- **EXERCISE DIRECTIONS**
The entire set of lines below should be copied exactly.

[Structured page parsing data]
· · · · ·

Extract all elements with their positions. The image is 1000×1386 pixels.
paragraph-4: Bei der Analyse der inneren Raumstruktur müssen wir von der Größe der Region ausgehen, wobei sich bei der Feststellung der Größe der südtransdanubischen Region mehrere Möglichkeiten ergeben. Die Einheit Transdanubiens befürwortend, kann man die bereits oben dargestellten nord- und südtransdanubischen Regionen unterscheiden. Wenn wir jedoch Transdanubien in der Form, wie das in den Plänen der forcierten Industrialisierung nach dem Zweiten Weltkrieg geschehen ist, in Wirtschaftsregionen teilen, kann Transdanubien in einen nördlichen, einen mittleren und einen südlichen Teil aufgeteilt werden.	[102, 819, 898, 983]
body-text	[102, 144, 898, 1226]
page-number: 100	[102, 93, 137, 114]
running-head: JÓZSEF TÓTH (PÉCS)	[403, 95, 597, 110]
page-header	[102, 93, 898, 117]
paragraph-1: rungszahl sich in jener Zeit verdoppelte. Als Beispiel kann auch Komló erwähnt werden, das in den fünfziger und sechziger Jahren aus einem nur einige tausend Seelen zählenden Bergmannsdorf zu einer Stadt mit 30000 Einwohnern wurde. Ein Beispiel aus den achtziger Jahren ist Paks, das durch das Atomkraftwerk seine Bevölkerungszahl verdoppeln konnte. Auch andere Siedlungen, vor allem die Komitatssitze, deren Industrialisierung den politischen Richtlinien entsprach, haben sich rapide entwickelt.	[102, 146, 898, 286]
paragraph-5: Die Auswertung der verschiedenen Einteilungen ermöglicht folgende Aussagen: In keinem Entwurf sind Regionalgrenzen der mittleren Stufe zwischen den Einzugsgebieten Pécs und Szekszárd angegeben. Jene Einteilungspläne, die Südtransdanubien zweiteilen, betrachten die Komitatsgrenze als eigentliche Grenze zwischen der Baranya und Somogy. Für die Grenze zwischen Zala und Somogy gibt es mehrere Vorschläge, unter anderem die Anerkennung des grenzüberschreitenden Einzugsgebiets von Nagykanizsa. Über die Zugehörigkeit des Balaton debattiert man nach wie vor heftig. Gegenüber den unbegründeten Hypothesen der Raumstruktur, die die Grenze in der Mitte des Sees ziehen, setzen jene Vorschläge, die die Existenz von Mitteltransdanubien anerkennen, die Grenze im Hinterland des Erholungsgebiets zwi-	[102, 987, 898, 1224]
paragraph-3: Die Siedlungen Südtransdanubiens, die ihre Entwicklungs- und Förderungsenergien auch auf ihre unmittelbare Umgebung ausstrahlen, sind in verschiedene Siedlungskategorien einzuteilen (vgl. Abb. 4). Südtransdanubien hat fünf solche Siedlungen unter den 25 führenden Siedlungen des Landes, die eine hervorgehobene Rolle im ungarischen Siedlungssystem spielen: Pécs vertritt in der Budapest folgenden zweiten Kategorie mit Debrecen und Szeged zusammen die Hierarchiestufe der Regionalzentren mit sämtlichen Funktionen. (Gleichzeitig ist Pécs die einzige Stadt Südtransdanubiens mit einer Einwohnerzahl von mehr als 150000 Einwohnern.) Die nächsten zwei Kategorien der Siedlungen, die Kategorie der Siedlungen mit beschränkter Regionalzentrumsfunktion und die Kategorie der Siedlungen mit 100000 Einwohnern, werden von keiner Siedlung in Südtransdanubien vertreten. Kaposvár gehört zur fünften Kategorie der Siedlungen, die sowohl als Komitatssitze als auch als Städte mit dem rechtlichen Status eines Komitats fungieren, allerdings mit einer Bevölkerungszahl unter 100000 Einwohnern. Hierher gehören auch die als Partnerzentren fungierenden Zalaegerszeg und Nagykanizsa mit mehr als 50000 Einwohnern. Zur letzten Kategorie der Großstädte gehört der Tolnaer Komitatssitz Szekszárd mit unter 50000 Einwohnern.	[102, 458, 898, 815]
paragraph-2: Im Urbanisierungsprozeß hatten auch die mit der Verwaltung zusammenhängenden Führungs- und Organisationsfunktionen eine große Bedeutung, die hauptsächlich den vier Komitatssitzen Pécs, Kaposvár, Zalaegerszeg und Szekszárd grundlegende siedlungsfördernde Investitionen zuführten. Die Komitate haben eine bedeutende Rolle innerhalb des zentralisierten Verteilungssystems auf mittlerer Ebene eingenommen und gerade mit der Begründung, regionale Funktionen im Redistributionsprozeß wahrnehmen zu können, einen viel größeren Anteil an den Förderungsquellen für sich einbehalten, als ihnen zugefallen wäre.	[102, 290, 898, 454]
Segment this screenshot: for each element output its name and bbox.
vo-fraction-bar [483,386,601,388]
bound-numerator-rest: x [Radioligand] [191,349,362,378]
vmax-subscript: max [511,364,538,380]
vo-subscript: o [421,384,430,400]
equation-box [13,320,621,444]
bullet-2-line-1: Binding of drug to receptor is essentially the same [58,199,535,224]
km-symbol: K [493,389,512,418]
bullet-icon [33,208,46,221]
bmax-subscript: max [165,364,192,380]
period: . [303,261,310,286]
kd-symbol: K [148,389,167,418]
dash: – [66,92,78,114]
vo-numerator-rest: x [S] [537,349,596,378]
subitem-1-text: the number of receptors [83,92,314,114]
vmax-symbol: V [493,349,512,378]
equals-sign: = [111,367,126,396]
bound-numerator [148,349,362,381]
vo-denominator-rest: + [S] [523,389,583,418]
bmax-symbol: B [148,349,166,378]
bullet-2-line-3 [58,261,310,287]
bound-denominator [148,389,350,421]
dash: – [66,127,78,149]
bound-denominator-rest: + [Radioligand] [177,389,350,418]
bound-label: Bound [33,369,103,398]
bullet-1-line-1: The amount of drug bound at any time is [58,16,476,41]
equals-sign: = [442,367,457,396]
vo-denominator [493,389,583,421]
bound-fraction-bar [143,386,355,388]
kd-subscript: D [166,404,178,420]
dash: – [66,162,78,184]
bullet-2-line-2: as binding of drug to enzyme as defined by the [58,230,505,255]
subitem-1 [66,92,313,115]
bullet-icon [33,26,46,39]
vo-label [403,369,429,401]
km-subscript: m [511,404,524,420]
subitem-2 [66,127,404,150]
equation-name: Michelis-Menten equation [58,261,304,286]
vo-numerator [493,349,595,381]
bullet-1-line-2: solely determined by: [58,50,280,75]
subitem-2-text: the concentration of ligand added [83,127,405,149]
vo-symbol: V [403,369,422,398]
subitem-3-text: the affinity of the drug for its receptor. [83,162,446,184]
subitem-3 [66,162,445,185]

· · · · ·

- **EXERCISE OUTPUT**
Extract all elements with their positions. The image is 1000×1386 pixels.
paragraph-4: Bei der Analyse der inneren Raumstruktur müssen wir von der Größe der Region ausgehen, wobei sich bei der Feststellung der Größe der südtransdanubischen Region mehrere Möglichkeiten ergeben. Die Einheit Transdanubiens befürwortend, kann man die bereits oben dargestellten nord- und südtransdanubischen Regionen unterscheiden. Wenn wir jedoch Transdanubien in der Form, wie das in den Plänen der forcierten Industrialisierung nach dem Zweiten Weltkrieg geschehen ist, in Wirtschaftsregionen teilen, kann Transdanubien in einen nördlichen, einen mittleren und einen südlichen Teil aufgeteilt werden.	[102, 819, 898, 983]
body-text	[102, 144, 898, 1226]
page-number: 100	[102, 93, 137, 114]
running-head: JÓZSEF TÓTH (PÉCS)	[403, 95, 597, 110]
page-header	[102, 93, 898, 117]
paragraph-1: rungszahl sich in jener Zeit verdoppelte. Als Beispiel kann auch Komló erwähnt werden, das in den fünfziger und sechziger Jahren aus einem nur einige tausend Seelen zählenden Bergmannsdorf zu einer Stadt mit 30000 Einwohnern wurde. Ein Beispiel aus den achtziger Jahren ist Paks, das durch das Atomkraftwerk seine Bevölkerungszahl verdoppeln konnte. Auch andere Siedlungen, vor allem die Komitatssitze, deren Industrialisierung den politischen Richtlinien entsprach, haben sich rapide entwickelt.	[102, 146, 898, 286]
paragraph-5: Die Auswertung der verschiedenen Einteilungen ermöglicht folgende Aussagen: In keinem Entwurf sind Regionalgrenzen der mittleren Stufe zwischen den Einzugsgebieten Pécs und Szekszárd angegeben. Jene Einteilungspläne, die Südtransdanubien zweiteilen, betrachten die Komitatsgrenze als eigentliche Grenze zwischen der Baranya und Somogy. Für die Grenze zwischen Zala und Somogy gibt es mehrere Vorschläge, unter anderem die Anerkennung des grenzüberschreitenden Einzugsgebiets von Nagykanizsa. Über die Zugehörigkeit des Balaton debattiert man nach wie vor heftig. Gegenüber den unbegründeten Hypothesen der Raumstruktur, die die Grenze in der Mitte des Sees ziehen, setzen jene Vorschläge, die die Existenz von Mitteltransdanubien anerkennen, die Grenze im Hinterland des Erholungsgebiets zwi-	[102, 987, 898, 1224]
paragraph-3: Die Siedlungen Südtransdanubiens, die ihre Entwicklungs- und Förderungsenergien auch auf ihre unmittelbare Umgebung ausstrahlen, sind in verschiedene Siedlungskategorien einzuteilen (vgl. Abb. 4). Südtransdanubien hat fünf solche Siedlungen unter den 25 führenden Siedlungen des Landes, die eine hervorgehobene Rolle im ungarischen Siedlungssystem spielen: Pécs vertritt in der Budapest folgenden zweiten Kategorie mit Debrecen und Szeged zusammen die Hierarchiestufe der Regionalzentren mit sämtlichen Funktionen. (Gleichzeitig ist Pécs die einzige Stadt Südtransdanubiens mit einer Einwohnerzahl von mehr als 150000 Einwohnern.) Die nächsten zwei Kategorien der Siedlungen, die Kategorie der Siedlungen mit beschränkter Regionalzentrumsfunktion und die Kategorie der Siedlungen mit 100000 Einwohnern, werden von keiner Siedlung in Südtransdanubien vertreten. Kaposvár gehört zur fünften Kategorie der Siedlungen, die sowohl als Komitatssitze als auch als Städte mit dem rechtlichen Status eines Komitats fungieren, allerdings mit einer Bevölkerungszahl unter 100000 Einwohnern. Hierher gehören auch die als Partnerzentren fungierenden Zalaegerszeg und Nagykanizsa mit mehr als 50000 Einwohnern. Zur letzten Kategorie der Großstädte gehört der Tolnaer Komitatssitz Szekszárd mit unter 50000 Einwohnern.	[102, 458, 898, 815]
paragraph-2: Im Urbanisierungsprozeß hatten auch die mit der Verwaltung zusammenhängenden Führungs- und Organisationsfunktionen eine große Bedeutung, die hauptsächlich den vier Komitatssitzen Pécs, Kaposvár, Zalaegerszeg und Szekszárd grundlegende siedlungsfördernde Investitionen zuführten. Die Komitate haben eine bedeutende Rolle innerhalb des zentralisierten Verteilungssystems auf mittlerer Ebene eingenommen und gerade mit der Begründung, regionale Funktionen im Redistributionsprozeß wahrnehmen zu können, einen viel größeren Anteil an den Förderungsquellen für sich einbehalten, als ihnen zugefallen wäre.	[102, 290, 898, 454]
Segment this screenshot: for each element output its name and bbox.
vo-fraction-bar [483,386,601,388]
bound-numerator-rest: x [Radioligand] [191,349,362,378]
vmax-subscript: max [511,364,538,380]
vo-subscript: o [421,384,430,400]
equation-box [13,320,621,444]
bullet-2-line-1: Binding of drug to receptor is essentially the same [58,199,535,224]
km-symbol: K [493,389,512,418]
bullet-icon [33,208,46,221]
bmax-subscript: max [165,364,192,380]
period: . [303,261,310,286]
kd-symbol: K [148,389,167,418]
dash: – [66,92,78,114]
vo-numerator-rest: x [S] [537,349,596,378]
subitem-1-text: the number of receptors [83,92,314,114]
vmax-symbol: V [493,349,512,378]
equals-sign: = [111,367,126,396]
bound-numerator [148,349,362,381]
vo-denominator-rest: + [S] [523,389,583,418]
bmax-symbol: B [148,349,166,378]
bullet-2-line-3 [58,261,310,287]
bound-denominator [148,389,350,421]
dash: – [66,127,78,149]
bound-denominator-rest: + [Radioligand] [177,389,350,418]
bound-label: Bound [33,369,103,398]
bullet-1-line-1: The amount of drug bound at any time is [58,16,476,41]
equals-sign: = [442,367,457,396]
vo-denominator [493,389,583,421]
bound-fraction-bar [143,386,355,388]
kd-subscript: D [166,404,178,420]
dash: – [66,162,78,184]
bullet-2-line-2: as binding of drug to enzyme as defined by the [58,230,505,255]
subitem-1 [66,92,313,115]
bullet-icon [33,26,46,39]
vo-label [403,369,429,401]
km-subscript: m [511,404,524,420]
subitem-2 [66,127,404,150]
equation-name: Michelis-Menten equation [58,261,304,286]
vo-numerator [493,349,595,381]
bullet-1-line-2: solely determined by: [58,50,280,75]
subitem-2-text: the concentration of ligand added [83,127,405,149]
vo-symbol: V [403,369,422,398]
subitem-3-text: the affinity of the drug for its receptor. [83,162,446,184]
subitem-3 [66,162,445,185]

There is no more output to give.